* **SELECTED EXTRACT**:
One of Nicki Bluhm’s all-time favorite “backstage hangs” was at Targhee Fest in 2014.
She, Susan Tedeschi of the Tedeschi Trucks Bands, and Arleigh Kincheloe from Sister Sparrow and the Dirty Birds were all there, shooting the breeze, sharing stories from the road and killing time between their sets. It was a moment to take a break from a summer’s worth of tours and share their experiences as women on the road.
“It’s such a specific life, and it’s such a niche,” Bluhm said. “Being able to come together with women who are on the road, going through the same challenges you are, it’s really comforting.”
This year Bluhm will return to Targhee Fest, which will run Friday through Saturday. She is the only one of that group of three talented women to return for the festival’s 15th year, but she’s hardly the only talent set to take the stage. The acts range from other female-fronted groups like Larkin Poe, which plays a style of blues that’s a far cry from Bluhm’s softer singer-songwriter style, to a prodigy of New Orleans’ party-centric funk scene, Trombone Shorty.

Box coordinate listings:
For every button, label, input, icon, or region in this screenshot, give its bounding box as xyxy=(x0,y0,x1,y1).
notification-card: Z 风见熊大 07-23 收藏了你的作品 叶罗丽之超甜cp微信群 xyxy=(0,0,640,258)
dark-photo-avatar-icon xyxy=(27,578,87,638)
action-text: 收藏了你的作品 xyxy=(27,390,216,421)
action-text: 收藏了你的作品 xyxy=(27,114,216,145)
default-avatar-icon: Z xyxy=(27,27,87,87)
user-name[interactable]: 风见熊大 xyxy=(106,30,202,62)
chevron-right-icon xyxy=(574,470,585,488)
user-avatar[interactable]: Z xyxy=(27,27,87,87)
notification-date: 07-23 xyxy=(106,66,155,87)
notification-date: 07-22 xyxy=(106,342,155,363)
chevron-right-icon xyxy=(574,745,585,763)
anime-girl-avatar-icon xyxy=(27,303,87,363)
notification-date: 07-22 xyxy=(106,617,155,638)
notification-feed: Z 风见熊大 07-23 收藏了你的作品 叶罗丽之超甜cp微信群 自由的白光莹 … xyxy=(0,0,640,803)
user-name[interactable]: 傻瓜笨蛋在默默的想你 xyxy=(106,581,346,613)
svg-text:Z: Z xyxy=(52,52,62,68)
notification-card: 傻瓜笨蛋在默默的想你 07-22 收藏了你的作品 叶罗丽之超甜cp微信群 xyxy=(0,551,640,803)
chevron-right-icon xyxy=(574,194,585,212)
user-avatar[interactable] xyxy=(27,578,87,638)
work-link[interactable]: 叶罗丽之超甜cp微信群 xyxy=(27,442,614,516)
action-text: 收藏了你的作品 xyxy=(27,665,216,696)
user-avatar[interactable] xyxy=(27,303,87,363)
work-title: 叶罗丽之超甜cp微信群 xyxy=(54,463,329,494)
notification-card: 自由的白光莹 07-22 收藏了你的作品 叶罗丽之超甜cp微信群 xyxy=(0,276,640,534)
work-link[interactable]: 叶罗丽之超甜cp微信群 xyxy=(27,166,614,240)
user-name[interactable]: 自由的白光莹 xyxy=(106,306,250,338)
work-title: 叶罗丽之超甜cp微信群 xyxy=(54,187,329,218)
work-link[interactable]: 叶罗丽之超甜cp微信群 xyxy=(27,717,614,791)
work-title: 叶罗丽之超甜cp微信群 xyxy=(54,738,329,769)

* **TASKS AND EXERCISES**:
1. Could you reproduce the stretch of the Targhee Fest article from "This year Bluhm" through "scene, Trombone Shorty."?
2. Can you carry the Targhee Fest article forward from its last sentence?

* **ANSWER SET**:
1.
This year Bluhm will return to Targhee Fest, which will run Friday through Saturday. She is the only one of that group of three talented women to return for the festival’s 15th year, but she’s hardly the only talent set to take the stage. The acts range from other female-fronted groups like Larkin Poe, which plays a style of blues that’s a far cry from Bluhm’s softer singer-songwriter style, to a prodigy of New Orleans’ party-centric funk scene, Trombone Shorty.

2.
The lineup isn’t all bluegrass (you’ll have to wait until August to get your three-day dose of pickin’ and fiddlin’). It’s not all folk, not all funk, not all country. There’s a little bit of something for everyone, stretching from The Commonheart’s opening soul set to Los Lobos’ and Drive-By Truckers’ Friday and Saturday night headlining performances and, finally, to Trombone Shorty’s sure-to-be ground-shaking closing set on Sunday.
Though there’s a little bit of everything for the audience, there’s also something in it for the artists. Sure, they aren’t responsible for selling all the tickets, but it’s more than that. It’s a time to take a step back, look around, learn a few things — and vent — backstage and become inspired by the artists around them.
“There’s a healthy level of competition,” said Rebecca Lovell, one of two Lovell sisters in Larkin Poe. “You go up and you watch somebody else’s set and you’re fired up to give your set much more juice because they just shredded theirs.”
That sort of sentiment was consistent with Larkin Poe’s hell-raising styles of blues. Nicki Bluhm, whose songs are more focused on the ebbs and flows of heartbreak than they are the intricacies of good and evil, saw festival season a little differently.
“It’s a really neat time where you can just remember why you’re doing it, you know, remember what message you’re spreading,” Bluhm said.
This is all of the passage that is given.